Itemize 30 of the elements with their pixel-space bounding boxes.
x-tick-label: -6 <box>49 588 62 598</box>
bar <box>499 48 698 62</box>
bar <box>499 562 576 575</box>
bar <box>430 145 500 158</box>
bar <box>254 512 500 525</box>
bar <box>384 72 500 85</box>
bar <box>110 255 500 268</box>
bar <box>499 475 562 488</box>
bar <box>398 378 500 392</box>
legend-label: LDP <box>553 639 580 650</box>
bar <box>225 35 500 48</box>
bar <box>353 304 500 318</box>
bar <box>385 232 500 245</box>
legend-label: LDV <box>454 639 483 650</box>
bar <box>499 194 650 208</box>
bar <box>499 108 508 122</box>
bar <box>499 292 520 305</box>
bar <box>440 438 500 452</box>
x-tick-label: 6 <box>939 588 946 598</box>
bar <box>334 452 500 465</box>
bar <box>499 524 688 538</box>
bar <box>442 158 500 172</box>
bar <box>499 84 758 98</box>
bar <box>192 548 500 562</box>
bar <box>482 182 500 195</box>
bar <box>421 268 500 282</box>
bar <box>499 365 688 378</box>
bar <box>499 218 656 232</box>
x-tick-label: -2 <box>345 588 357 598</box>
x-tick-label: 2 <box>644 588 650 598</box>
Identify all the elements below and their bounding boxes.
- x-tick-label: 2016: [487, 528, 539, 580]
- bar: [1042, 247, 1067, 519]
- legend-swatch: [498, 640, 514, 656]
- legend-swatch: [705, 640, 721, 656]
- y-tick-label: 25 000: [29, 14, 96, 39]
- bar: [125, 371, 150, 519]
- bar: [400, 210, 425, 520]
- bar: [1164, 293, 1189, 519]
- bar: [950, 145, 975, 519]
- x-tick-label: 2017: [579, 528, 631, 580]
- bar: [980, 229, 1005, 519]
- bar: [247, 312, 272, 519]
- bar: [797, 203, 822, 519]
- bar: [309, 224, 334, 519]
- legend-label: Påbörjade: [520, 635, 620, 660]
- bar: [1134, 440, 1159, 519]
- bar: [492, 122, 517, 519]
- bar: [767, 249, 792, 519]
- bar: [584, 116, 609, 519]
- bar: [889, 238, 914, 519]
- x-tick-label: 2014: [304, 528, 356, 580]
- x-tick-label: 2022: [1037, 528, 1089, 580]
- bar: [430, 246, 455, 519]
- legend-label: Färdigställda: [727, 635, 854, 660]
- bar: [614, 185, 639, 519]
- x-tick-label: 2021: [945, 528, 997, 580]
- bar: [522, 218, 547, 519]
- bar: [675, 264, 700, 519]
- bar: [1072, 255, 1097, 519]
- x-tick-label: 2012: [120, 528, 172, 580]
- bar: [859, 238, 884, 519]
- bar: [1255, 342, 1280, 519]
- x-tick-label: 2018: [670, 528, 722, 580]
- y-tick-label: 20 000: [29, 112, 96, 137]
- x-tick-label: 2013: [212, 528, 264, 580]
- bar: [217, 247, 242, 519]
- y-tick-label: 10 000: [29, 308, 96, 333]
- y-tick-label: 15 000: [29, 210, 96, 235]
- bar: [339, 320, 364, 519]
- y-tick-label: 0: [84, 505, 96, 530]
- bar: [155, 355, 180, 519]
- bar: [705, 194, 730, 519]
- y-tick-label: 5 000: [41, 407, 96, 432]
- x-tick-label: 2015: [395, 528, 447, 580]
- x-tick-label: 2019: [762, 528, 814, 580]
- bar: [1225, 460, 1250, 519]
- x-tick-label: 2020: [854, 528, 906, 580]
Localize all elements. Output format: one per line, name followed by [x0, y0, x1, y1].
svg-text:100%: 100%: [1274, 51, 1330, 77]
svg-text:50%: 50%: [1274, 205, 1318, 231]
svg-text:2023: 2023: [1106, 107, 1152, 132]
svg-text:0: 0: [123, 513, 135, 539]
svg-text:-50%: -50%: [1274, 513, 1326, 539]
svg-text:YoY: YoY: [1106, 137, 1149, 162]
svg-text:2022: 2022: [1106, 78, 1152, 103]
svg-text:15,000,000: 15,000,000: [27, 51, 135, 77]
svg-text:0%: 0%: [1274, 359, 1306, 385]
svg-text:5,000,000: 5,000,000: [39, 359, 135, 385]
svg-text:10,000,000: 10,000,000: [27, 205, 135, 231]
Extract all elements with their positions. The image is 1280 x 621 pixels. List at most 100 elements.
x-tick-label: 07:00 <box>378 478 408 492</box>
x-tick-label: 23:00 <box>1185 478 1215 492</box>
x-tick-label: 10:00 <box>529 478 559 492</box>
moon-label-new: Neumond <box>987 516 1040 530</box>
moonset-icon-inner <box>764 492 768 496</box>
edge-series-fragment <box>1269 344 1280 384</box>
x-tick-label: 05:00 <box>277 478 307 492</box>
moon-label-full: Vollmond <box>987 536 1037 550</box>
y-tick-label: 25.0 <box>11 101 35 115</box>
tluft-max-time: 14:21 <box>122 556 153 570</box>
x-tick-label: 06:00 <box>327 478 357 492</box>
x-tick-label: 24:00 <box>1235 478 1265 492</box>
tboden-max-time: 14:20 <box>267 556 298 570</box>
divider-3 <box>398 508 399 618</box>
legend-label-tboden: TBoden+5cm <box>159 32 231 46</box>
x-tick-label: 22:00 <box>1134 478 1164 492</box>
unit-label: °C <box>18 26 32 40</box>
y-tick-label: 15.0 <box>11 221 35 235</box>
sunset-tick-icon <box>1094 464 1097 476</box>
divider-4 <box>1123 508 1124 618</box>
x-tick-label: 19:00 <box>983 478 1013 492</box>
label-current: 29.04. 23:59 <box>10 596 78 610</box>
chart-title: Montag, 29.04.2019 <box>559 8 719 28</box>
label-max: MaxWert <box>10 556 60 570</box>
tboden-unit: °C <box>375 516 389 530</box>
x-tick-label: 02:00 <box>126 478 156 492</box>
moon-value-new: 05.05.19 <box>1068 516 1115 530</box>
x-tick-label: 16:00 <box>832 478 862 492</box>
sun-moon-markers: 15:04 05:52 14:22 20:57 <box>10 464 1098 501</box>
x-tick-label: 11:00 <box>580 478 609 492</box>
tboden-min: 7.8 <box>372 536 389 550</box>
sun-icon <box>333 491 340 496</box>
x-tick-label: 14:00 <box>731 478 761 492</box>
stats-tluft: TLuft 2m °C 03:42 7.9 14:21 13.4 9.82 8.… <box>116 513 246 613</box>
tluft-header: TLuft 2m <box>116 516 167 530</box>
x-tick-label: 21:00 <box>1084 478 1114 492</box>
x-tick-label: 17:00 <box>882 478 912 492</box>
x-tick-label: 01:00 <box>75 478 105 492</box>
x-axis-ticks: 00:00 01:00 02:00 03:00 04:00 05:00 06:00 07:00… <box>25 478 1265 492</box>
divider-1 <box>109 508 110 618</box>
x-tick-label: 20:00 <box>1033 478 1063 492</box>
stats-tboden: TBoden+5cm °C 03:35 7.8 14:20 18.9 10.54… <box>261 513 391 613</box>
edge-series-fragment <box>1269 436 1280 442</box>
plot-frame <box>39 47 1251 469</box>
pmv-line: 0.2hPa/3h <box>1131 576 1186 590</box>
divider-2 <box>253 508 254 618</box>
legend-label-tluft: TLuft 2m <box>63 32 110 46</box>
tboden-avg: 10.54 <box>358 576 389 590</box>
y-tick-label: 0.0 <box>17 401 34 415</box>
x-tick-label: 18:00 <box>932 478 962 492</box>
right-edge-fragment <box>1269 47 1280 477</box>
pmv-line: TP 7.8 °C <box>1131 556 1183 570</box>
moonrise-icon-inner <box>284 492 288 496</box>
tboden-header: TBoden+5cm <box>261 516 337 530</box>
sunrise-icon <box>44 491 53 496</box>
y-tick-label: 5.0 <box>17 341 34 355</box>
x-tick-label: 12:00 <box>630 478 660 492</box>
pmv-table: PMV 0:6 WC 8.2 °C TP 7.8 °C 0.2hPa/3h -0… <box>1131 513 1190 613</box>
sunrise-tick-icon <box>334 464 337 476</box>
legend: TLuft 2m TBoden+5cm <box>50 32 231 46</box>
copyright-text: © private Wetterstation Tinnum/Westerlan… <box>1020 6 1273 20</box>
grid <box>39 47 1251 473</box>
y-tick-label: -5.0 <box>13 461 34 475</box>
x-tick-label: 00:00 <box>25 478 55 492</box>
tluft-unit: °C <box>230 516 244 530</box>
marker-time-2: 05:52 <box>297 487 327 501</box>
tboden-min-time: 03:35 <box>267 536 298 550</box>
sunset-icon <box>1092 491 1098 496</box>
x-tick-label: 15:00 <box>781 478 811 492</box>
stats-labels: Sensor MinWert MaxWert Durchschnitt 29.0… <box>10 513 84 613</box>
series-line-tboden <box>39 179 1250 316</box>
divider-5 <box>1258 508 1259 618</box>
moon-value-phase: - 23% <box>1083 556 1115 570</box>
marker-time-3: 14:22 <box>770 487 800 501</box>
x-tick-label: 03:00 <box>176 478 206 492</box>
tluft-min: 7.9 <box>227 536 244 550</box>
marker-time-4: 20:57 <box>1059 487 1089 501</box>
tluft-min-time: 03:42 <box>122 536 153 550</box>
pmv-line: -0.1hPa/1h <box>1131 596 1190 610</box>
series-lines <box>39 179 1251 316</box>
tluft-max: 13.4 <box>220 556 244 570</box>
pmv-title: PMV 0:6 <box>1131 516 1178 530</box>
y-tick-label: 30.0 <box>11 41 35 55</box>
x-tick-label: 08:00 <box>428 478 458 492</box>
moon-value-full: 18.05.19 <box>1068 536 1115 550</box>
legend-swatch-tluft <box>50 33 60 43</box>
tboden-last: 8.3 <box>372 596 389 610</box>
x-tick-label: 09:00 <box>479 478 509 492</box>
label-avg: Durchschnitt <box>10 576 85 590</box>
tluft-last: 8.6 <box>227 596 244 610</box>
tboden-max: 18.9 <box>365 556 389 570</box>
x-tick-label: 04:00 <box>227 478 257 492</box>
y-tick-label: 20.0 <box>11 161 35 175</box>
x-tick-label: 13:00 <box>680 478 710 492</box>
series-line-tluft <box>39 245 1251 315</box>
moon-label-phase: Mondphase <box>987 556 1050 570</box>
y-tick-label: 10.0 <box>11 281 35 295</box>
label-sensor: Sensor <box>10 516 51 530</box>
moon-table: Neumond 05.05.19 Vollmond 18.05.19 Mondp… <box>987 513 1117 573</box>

____

Copy the listing word for word, from its first line through the line that contains "x-tick-label: -2 <box>345 588 357 598</box>", including both of those lines.

> **Solution for this exercise**:
Itemize 30 of the elements with their pixel-space bounding boxes.
x-tick-label: -6 <box>49 588 62 598</box>
bar <box>499 48 698 62</box>
bar <box>499 562 576 575</box>
bar <box>430 145 500 158</box>
bar <box>254 512 500 525</box>
bar <box>384 72 500 85</box>
bar <box>110 255 500 268</box>
bar <box>499 475 562 488</box>
bar <box>398 378 500 392</box>
legend-label: LDP <box>553 639 580 650</box>
bar <box>225 35 500 48</box>
bar <box>353 304 500 318</box>
bar <box>385 232 500 245</box>
legend-label: LDV <box>454 639 483 650</box>
bar <box>499 194 650 208</box>
bar <box>499 108 508 122</box>
bar <box>499 292 520 305</box>
bar <box>440 438 500 452</box>
x-tick-label: 6 <box>939 588 946 598</box>
bar <box>334 452 500 465</box>
bar <box>499 524 688 538</box>
bar <box>442 158 500 172</box>
bar <box>499 84 758 98</box>
bar <box>192 548 500 562</box>
bar <box>482 182 500 195</box>
bar <box>421 268 500 282</box>
bar <box>499 365 688 378</box>
bar <box>499 218 656 232</box>
x-tick-label: -2 <box>345 588 357 598</box>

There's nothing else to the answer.